▶ [Conjunto de tarefas]:
a – Qual é o livro favorito de Amanda Cavalcante, segundo o documento de origem?
b – Por favor, cite textualmente um trecho do documento de origem: comece nas palavras "Sobre gostar mais" e pare logo depois de "albinismo e psicologia.".

▶ [Documento de origem]:
◇ ◇ ◇ ◇
O passatempo? Ler. O sonho? Tornar-se escritora. Foi essa a temática da reportagem A menina que adora livros, publicada pelo Correio há 15 anos, que contava o apreço da pequena Amanda Cavalcante pela leitura. Ela cresceu, graduou-se em letras e, hoje, aos 24 anos, é pesquisadora e, ainda, apaixonada por histórias. O desejo de trabalhar com a sua escrita também permanece.
"Meus pais são professores. Então, desde criança, os livros estiveram ao meu alcance em estantes do meu tamanho, ocupando um espaço muito significativo em casa", conta a jovem. Para ela, a literatura mostra outros modos de viver e de enxergar a vida, possibilitando o contato com outras realidades e abrindo espaço para a imaginação.
Poesia e romances da literatura brasileira contemporânea estão entre suas expressões literárias preferidas, tanto que, atualmente, está lendo Não fossem as sílabas do sábado, de Mariana Salomão Carrara. O livro favorito - que não pensou duas vezes antes de responder - é Mrs. Dalloway, de Virginia Woolf, cuja primeira frase da obra virou tatuagem em sua pele. "Me encanta como ela (a autora) consegue construir uma narrativa tão bonita e intensa a partir do cotidiano. É um ode à vida, com tudo que existe de mais terrível e mágico em estar vivo", enfatiza.
Sobre gostar mais de livros digitais ou físicos, também é enfática: "prefiro os físicos e não tenho pena de marcá-los. Risco, levo dentro da bolsa e escrevo. Quanto mais 'cicatrizes' o livro tem, mais ele viveu na minha mão. O virtual não tem esse charme", compara. Nas redes, porém, gosta de usar o aplicativo Goodreads, para organizar as leituras, cuja frequência é de duas obras por mês.
Gosto compartilhado
Quem nunca se deparou com blogs, vídeos e posts sobre literatura na internet? Os criadores de conteúdo desse ramo têm conquistado cada vez mais o seu espaço nas redes. Mayara Reis, 26, que o diga. Conhecida apenas por May Reis, a psicóloga infantil tem um perfil no Instagram chamado A albina dos livros, no qual compartilha resenhas de leituras e informações sobre albinismo e psicologia.
“Eu já falava no Instagram sobre albinismo e, durante a pandemia, perdi a minha mãe para a covid-19. A forma que me ajudou a lidar com isso foi ler um livro atrás do outro, freneticamente. Comecei a postar resenhas, vi que a galera estava curtindo e continuei a movimentar o perfil”, relembra a jovem, que acumula mais de três mil seguidores.
◇ ◇ ◇ ◇
▶ [Conjunto de registros]:
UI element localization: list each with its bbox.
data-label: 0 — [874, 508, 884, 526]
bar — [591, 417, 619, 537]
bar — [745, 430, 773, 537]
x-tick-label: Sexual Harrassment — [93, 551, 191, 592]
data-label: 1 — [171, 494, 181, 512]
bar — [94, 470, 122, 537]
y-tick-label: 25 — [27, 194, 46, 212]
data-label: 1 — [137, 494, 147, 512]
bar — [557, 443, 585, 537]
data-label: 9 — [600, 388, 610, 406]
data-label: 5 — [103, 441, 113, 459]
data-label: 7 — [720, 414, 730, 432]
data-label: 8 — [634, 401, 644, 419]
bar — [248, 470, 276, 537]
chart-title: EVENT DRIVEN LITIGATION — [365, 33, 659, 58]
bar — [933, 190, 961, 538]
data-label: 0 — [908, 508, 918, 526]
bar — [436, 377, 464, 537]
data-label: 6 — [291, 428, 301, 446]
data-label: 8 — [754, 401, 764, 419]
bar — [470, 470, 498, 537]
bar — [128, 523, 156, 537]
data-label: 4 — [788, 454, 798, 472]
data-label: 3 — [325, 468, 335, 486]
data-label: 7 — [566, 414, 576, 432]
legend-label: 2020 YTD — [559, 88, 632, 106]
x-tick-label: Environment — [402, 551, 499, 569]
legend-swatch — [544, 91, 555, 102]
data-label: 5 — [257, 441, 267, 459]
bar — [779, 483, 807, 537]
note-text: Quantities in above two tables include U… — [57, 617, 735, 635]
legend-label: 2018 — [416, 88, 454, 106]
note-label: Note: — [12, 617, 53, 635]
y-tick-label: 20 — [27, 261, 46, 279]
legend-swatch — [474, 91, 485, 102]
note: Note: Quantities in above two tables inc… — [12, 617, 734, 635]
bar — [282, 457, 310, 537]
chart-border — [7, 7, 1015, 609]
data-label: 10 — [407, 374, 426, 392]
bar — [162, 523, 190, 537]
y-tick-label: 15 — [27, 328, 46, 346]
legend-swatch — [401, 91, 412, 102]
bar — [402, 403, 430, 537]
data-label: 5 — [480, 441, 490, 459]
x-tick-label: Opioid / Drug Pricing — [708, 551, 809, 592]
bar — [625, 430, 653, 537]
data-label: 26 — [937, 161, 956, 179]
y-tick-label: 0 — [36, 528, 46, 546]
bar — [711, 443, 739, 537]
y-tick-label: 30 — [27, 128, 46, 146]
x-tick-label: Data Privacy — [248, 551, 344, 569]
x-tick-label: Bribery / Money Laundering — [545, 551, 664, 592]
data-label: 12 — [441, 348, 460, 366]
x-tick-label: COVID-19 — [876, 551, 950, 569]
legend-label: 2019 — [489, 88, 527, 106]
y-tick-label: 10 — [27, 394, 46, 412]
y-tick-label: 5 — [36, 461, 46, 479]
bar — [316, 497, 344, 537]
◇ ◇ ◇ ◇
▶ [Respostas por item]:
a – Mrs. Dalloway, de Virginia Woolf.

b –
Sobre gostar mais de livros digitais ou físicos, também é enfática: "prefiro os físicos e não tenho pena de marcá-los. Risco, levo dentro da bolsa e escrevo. Quanto mais 'cicatrizes' o livro tem, mais ele viveu na minha mão. O virtual não tem esse charme", compara. Nas redes, porém, gosta de usar o aplicativo Goodreads, para organizar as leituras, cuja frequência é de duas obras por mês.
Gosto compartilhado
Quem nunca se deparou com blogs, vídeos e posts sobre literatura na internet? Os criadores de conteúdo desse ramo têm conquistado cada vez mais o seu espaço nas redes. Mayara Reis, 26, que o diga. Conhecida apenas por May Reis, a psicóloga infantil tem um perfil no Instagram chamado A albina dos livros, no qual compartilha resenhas de leituras e informações sobre albinismo e psicologia.